• _Short exercise_
Repeat each line of the material exactly.

──────

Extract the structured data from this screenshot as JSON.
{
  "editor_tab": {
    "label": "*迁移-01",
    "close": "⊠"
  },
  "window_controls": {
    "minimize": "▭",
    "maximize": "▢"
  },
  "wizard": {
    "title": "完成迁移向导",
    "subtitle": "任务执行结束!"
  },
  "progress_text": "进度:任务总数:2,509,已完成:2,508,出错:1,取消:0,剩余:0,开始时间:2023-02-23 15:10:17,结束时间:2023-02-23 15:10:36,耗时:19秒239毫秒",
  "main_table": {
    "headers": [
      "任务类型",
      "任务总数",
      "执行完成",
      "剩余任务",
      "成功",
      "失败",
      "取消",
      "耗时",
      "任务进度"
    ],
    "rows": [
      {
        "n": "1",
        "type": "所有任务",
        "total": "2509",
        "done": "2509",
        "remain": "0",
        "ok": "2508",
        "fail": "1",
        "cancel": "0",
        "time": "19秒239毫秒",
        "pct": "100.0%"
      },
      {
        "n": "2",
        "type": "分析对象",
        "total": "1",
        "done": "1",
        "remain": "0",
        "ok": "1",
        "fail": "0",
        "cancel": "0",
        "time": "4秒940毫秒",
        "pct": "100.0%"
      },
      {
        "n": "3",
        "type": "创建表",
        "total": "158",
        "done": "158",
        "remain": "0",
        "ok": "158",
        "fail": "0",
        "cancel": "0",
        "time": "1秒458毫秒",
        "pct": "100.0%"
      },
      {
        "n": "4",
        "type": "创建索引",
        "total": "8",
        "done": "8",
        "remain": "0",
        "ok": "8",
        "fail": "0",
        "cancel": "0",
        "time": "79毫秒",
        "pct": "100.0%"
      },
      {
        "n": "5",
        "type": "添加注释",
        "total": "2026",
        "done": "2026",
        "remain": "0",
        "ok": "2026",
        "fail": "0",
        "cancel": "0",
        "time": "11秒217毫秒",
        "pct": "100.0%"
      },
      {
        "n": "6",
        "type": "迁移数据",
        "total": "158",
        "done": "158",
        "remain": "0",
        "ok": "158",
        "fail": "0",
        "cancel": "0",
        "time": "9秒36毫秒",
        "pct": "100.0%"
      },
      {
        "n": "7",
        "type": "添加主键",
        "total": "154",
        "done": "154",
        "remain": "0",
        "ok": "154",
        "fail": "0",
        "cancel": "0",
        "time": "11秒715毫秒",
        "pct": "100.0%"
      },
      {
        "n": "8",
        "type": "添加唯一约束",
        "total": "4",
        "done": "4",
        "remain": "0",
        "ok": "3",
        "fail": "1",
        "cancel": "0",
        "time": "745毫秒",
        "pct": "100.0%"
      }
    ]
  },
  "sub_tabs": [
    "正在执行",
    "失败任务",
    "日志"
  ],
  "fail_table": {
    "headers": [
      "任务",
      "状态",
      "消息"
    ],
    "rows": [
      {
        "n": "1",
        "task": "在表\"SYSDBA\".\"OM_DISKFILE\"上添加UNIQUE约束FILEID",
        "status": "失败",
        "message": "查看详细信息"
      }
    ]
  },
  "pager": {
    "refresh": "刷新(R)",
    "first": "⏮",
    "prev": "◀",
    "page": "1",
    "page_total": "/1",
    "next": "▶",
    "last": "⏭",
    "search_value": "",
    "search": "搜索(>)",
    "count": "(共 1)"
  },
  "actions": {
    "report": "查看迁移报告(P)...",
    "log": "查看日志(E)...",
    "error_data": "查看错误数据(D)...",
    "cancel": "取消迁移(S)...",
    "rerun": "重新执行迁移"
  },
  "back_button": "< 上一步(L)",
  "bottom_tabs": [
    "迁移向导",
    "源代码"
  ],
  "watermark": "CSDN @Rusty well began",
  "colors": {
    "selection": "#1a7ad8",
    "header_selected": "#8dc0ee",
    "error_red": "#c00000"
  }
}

──────

• _Exercise solution_
Extract the structured data from this screenshot as JSON.
{
  "editor_tab": {
    "label": "*迁移-01",
    "close": "⊠"
  },
  "window_controls": {
    "minimize": "▭",
    "maximize": "▢"
  },
  "wizard": {
    "title": "完成迁移向导",
    "subtitle": "任务执行结束!"
  },
  "progress_text": "进度:任务总数:2,509,已完成:2,508,出错:1,取消:0,剩余:0,开始时间:2023-02-23 15:10:17,结束时间:2023-02-23 15:10:36,耗时:19秒239毫秒",
  "main_table": {
    "headers": [
      "任务类型",
      "任务总数",
      "执行完成",
      "剩余任务",
      "成功",
      "失败",
      "取消",
      "耗时",
      "任务进度"
    ],
    "rows": [
      {
        "n": "1",
        "type": "所有任务",
        "total": "2509",
        "done": "2509",
        "remain": "0",
        "ok": "2508",
        "fail": "1",
        "cancel": "0",
        "time": "19秒239毫秒",
        "pct": "100.0%"
      },
      {
        "n": "2",
        "type": "分析对象",
        "total": "1",
        "done": "1",
        "remain": "0",
        "ok": "1",
        "fail": "0",
        "cancel": "0",
        "time": "4秒940毫秒",
        "pct": "100.0%"
      },
      {
        "n": "3",
        "type": "创建表",
        "total": "158",
        "done": "158",
        "remain": "0",
        "ok": "158",
        "fail": "0",
        "cancel": "0",
        "time": "1秒458毫秒",
        "pct": "100.0%"
      },
      {
        "n": "4",
        "type": "创建索引",
        "total": "8",
        "done": "8",
        "remain": "0",
        "ok": "8",
        "fail": "0",
        "cancel": "0",
        "time": "79毫秒",
        "pct": "100.0%"
      },
      {
        "n": "5",
        "type": "添加注释",
        "total": "2026",
        "done": "2026",
        "remain": "0",
        "ok": "2026",
        "fail": "0",
        "cancel": "0",
        "time": "11秒217毫秒",
        "pct": "100.0%"
      },
      {
        "n": "6",
        "type": "迁移数据",
        "total": "158",
        "done": "158",
        "remain": "0",
        "ok": "158",
        "fail": "0",
        "cancel": "0",
        "time": "9秒36毫秒",
        "pct": "100.0%"
      },
      {
        "n": "7",
        "type": "添加主键",
        "total": "154",
        "done": "154",
        "remain": "0",
        "ok": "154",
        "fail": "0",
        "cancel": "0",
        "time": "11秒715毫秒",
        "pct": "100.0%"
      },
      {
        "n": "8",
        "type": "添加唯一约束",
        "total": "4",
        "done": "4",
        "remain": "0",
        "ok": "3",
        "fail": "1",
        "cancel": "0",
        "time": "745毫秒",
        "pct": "100.0%"
      }
    ]
  },
  "sub_tabs": [
    "正在执行",
    "失败任务",
    "日志"
  ],
  "fail_table": {
    "headers": [
      "任务",
      "状态",
      "消息"
    ],
    "rows": [
      {
        "n": "1",
        "task": "在表\"SYSDBA\".\"OM_DISKFILE\"上添加UNIQUE约束FILEID",
        "status": "失败",
        "message": "查看详细信息"
      }
    ]
  },
  "pager": {
    "refresh": "刷新(R)",
    "first": "⏮",
    "prev": "◀",
    "page": "1",
    "page_total": "/1",
    "next": "▶",
    "last": "⏭",
    "search_value": "",
    "search": "搜索(>)",
    "count": "(共 1)"
  },
  "actions": {
    "report": "查看迁移报告(P)...",
    "log": "查看日志(E)...",
    "error_data": "查看错误数据(D)...",
    "cancel": "取消迁移(S)...",
    "rerun": "重新执行迁移"
  },
  "back_button": "< 上一步(L)",
  "bottom_tabs": [
    "迁移向导",
    "源代码"
  ],
  "watermark": "CSDN @Rusty well began",
  "colors": {
    "selection": "#1a7ad8",
    "header_selected": "#8dc0ee",
    "error_red": "#c00000"
  }
}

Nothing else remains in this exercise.